■ REQUEST ■
Transcribe each line exactly.
⟨
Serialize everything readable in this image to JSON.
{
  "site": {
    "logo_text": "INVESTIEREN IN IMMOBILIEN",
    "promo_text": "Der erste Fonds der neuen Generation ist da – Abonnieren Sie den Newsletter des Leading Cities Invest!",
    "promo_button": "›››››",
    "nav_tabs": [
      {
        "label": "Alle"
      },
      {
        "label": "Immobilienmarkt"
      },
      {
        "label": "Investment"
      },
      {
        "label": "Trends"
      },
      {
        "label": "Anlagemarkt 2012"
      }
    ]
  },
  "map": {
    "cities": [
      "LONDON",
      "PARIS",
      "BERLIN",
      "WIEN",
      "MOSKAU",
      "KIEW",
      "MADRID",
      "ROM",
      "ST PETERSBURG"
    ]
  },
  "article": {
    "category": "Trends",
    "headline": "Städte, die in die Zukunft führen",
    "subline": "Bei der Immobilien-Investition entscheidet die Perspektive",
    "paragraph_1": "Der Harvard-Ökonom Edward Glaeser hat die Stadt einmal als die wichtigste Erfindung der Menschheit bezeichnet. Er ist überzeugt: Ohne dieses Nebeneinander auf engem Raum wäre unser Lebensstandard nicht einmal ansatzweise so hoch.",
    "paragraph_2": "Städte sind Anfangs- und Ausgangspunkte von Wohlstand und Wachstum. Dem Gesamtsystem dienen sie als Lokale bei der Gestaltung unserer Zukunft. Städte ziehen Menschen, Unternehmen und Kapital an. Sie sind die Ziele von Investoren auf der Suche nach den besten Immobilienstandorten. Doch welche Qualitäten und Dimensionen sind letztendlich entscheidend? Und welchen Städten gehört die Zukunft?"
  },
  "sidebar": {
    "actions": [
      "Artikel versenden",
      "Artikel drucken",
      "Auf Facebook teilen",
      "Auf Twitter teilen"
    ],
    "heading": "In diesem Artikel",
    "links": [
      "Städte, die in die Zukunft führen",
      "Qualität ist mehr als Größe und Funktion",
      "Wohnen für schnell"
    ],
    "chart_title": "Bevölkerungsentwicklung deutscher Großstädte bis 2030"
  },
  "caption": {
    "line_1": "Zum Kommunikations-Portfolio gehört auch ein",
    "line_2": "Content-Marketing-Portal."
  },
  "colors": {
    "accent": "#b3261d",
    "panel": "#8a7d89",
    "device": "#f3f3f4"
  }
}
⟩
■ COMPLETE OUTPUT ■
Serialize everything readable in this image to JSON.
{
  "site": {
    "logo_text": "INVESTIEREN IN IMMOBILIEN",
    "promo_text": "Der erste Fonds der neuen Generation ist da – Abonnieren Sie den Newsletter des Leading Cities Invest!",
    "promo_button": "›››››",
    "nav_tabs": [
      {
        "label": "Alle"
      },
      {
        "label": "Immobilienmarkt"
      },
      {
        "label": "Investment"
      },
      {
        "label": "Trends"
      },
      {
        "label": "Anlagemarkt 2012"
      }
    ]
  },
  "map": {
    "cities": [
      "LONDON",
      "PARIS",
      "BERLIN",
      "WIEN",
      "MOSKAU",
      "KIEW",
      "MADRID",
      "ROM",
      "ST PETERSBURG"
    ]
  },
  "article": {
    "category": "Trends",
    "headline": "Städte, die in die Zukunft führen",
    "subline": "Bei der Immobilien-Investition entscheidet die Perspektive",
    "paragraph_1": "Der Harvard-Ökonom Edward Glaeser hat die Stadt einmal als die wichtigste Erfindung der Menschheit bezeichnet. Er ist überzeugt: Ohne dieses Nebeneinander auf engem Raum wäre unser Lebensstandard nicht einmal ansatzweise so hoch.",
    "paragraph_2": "Städte sind Anfangs- und Ausgangspunkte von Wohlstand und Wachstum. Dem Gesamtsystem dienen sie als Lokale bei der Gestaltung unserer Zukunft. Städte ziehen Menschen, Unternehmen und Kapital an. Sie sind die Ziele von Investoren auf der Suche nach den besten Immobilienstandorten. Doch welche Qualitäten und Dimensionen sind letztendlich entscheidend? Und welchen Städten gehört die Zukunft?"
  },
  "sidebar": {
    "actions": [
      "Artikel versenden",
      "Artikel drucken",
      "Auf Facebook teilen",
      "Auf Twitter teilen"
    ],
    "heading": "In diesem Artikel",
    "links": [
      "Städte, die in die Zukunft führen",
      "Qualität ist mehr als Größe und Funktion",
      "Wohnen für schnell"
    ],
    "chart_title": "Bevölkerungsentwicklung deutscher Großstädte bis 2030"
  },
  "caption": {
    "line_1": "Zum Kommunikations-Portfolio gehört auch ein",
    "line_2": "Content-Marketing-Portal."
  },
  "colors": {
    "accent": "#b3261d",
    "panel": "#8a7d89",
    "device": "#f3f3f4"
  }
}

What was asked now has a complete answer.